Requirement: Reproduce the records. Keep every word exact and include no images.

The input:
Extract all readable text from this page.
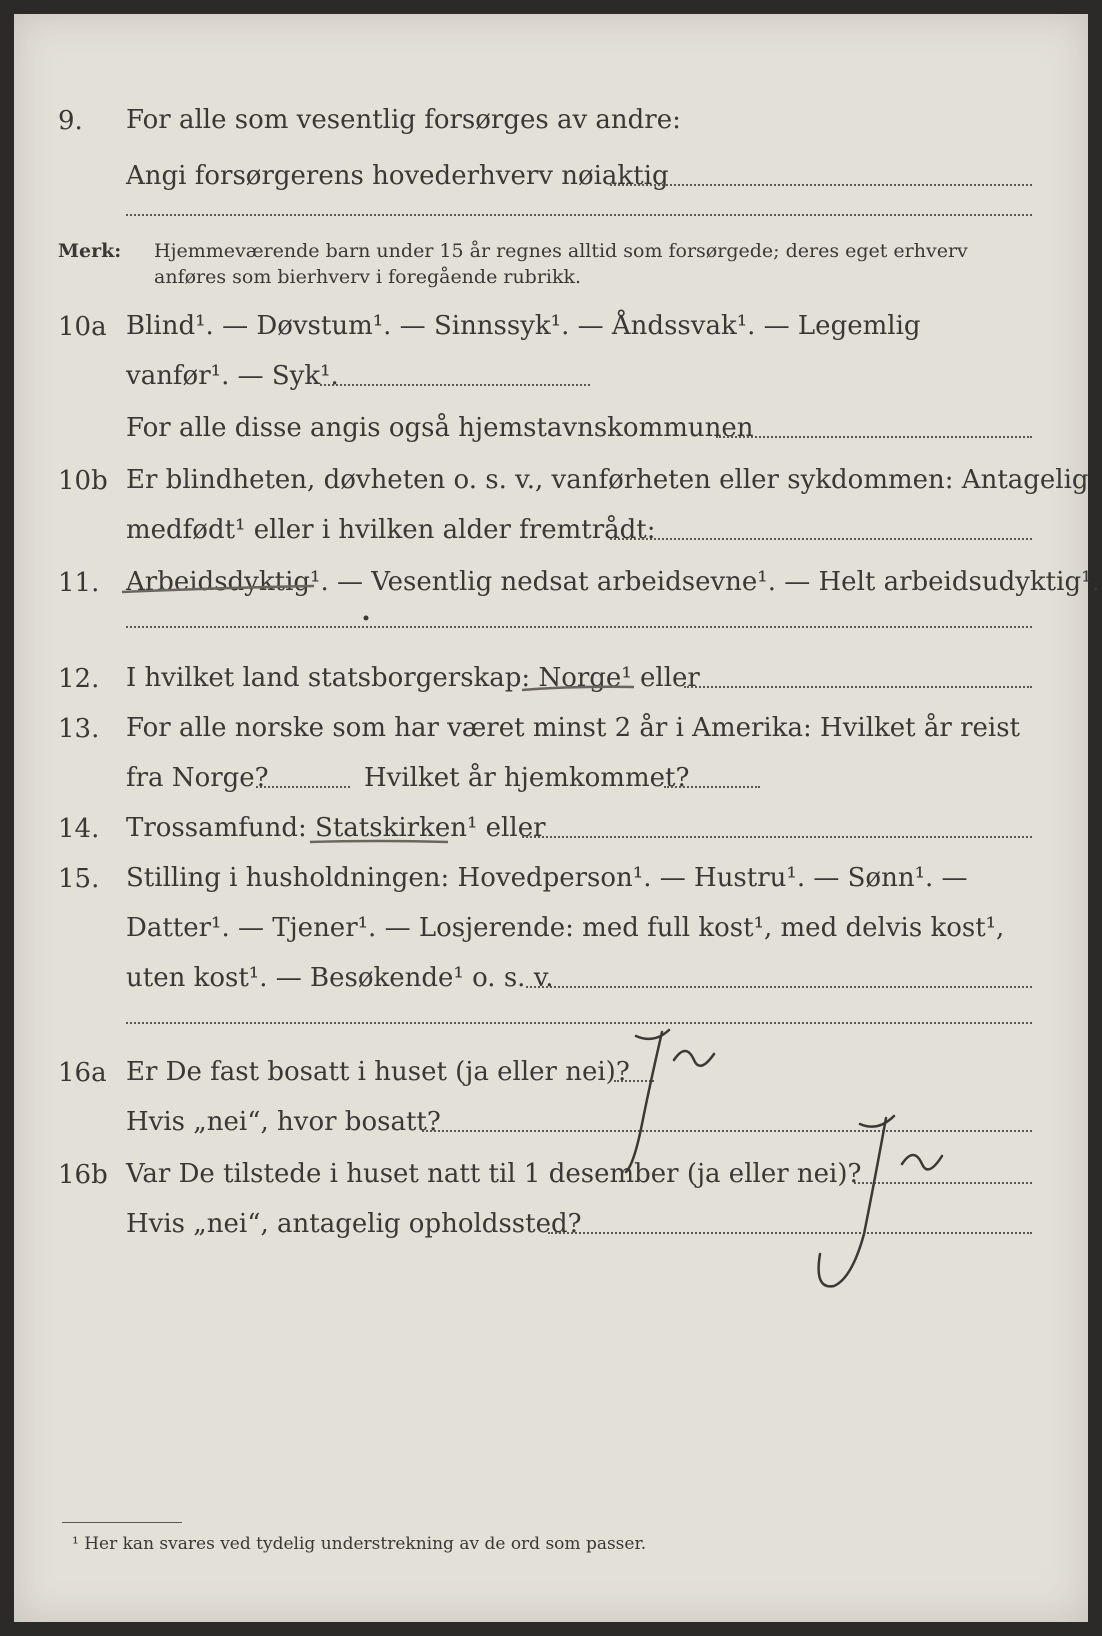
9. For alle som vesentlig forsørges av andre:
Angi forsørgerens hovederhverv nøiaktig
Merk: Hjemmeværende barn under 15 år regnes alltid som forsørgede; deres eget erhverv
anføres som bierhverv i foregående rubrikk.
10a Blind¹. — Døvstum¹. — Sinnssyk¹. — Åndssvak¹. — Legemlig
vanfør¹. — Syk¹.
For alle disse angis også hjemstavnskommunen
10b Er blindheten, døvheten o. s. v., vanførheten eller sykdommen: Antagelig
medfødt¹ eller i hvilken alder fremtrådt:
11. Arbeidsdyktig¹. — Vesentlig nedsat arbeidsevne¹. — Helt arbeidsudyktig¹.
12. I hvilket land statsborgerskap: Norge¹ eller
13. For alle norske som har været minst 2 år i Amerika: Hvilket år reist
fra Norge?	Hvilket år hjemkommet?
14. Trossamfund: Statskirken¹ eller
15. Stilling i husholdningen: Hovedperson¹. — Hustru¹. — Sønn¹. —
Datter¹. — Tjener¹. — Losjerende: med full kost¹, med delvis kost¹,
uten kost¹. — Besøkende¹ o. s. v.
16a Er De fast bosatt i huset (ja eller nei)?
Hvis „nei“, hvor bosatt?
16b Var De tilstede i huset natt til 1 desember (ja eller nei)?
Hvis „nei“, antagelig opholdssted?
¹ Her kan svares ved tydelig understrekning av de ord som passer.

Answer to the problem:
Extract all readable text from this page.
9. For alle som vesentlig forsørges av andre:
Angi forsørgerens hovederhverv nøiaktig
Merk: Hjemmeværende barn under 15 år regnes alltid som forsørgede; deres eget erhverv
anføres som bierhverv i foregående rubrikk.
10a Blind¹. — Døvstum¹. — Sinnssyk¹. — Åndssvak¹. — Legemlig
vanfør¹. — Syk¹.
For alle disse angis også hjemstavnskommunen
10b Er blindheten, døvheten o. s. v., vanførheten eller sykdommen: Antagelig
medfødt¹ eller i hvilken alder fremtrådt:
11. Arbeidsdyktig¹. — Vesentlig nedsat arbeidsevne¹. — Helt arbeidsudyktig¹.
12. I hvilket land statsborgerskap: Norge¹ eller
13. For alle norske som har været minst 2 år i Amerika: Hvilket år reist
fra Norge?	Hvilket år hjemkommet?
14. Trossamfund: Statskirken¹ eller
15. Stilling i husholdningen: Hovedperson¹. — Hustru¹. — Sønn¹. —
Datter¹. — Tjener¹. — Losjerende: med full kost¹, med delvis kost¹,
uten kost¹. — Besøkende¹ o. s. v.
16a Er De fast bosatt i huset (ja eller nei)?
Hvis „nei“, hvor bosatt?
16b Var De tilstede i huset natt til 1 desember (ja eller nei)?
Hvis „nei“, antagelig opholdssted?
¹ Her kan svares ved tydelig understrekning av de ord som passer.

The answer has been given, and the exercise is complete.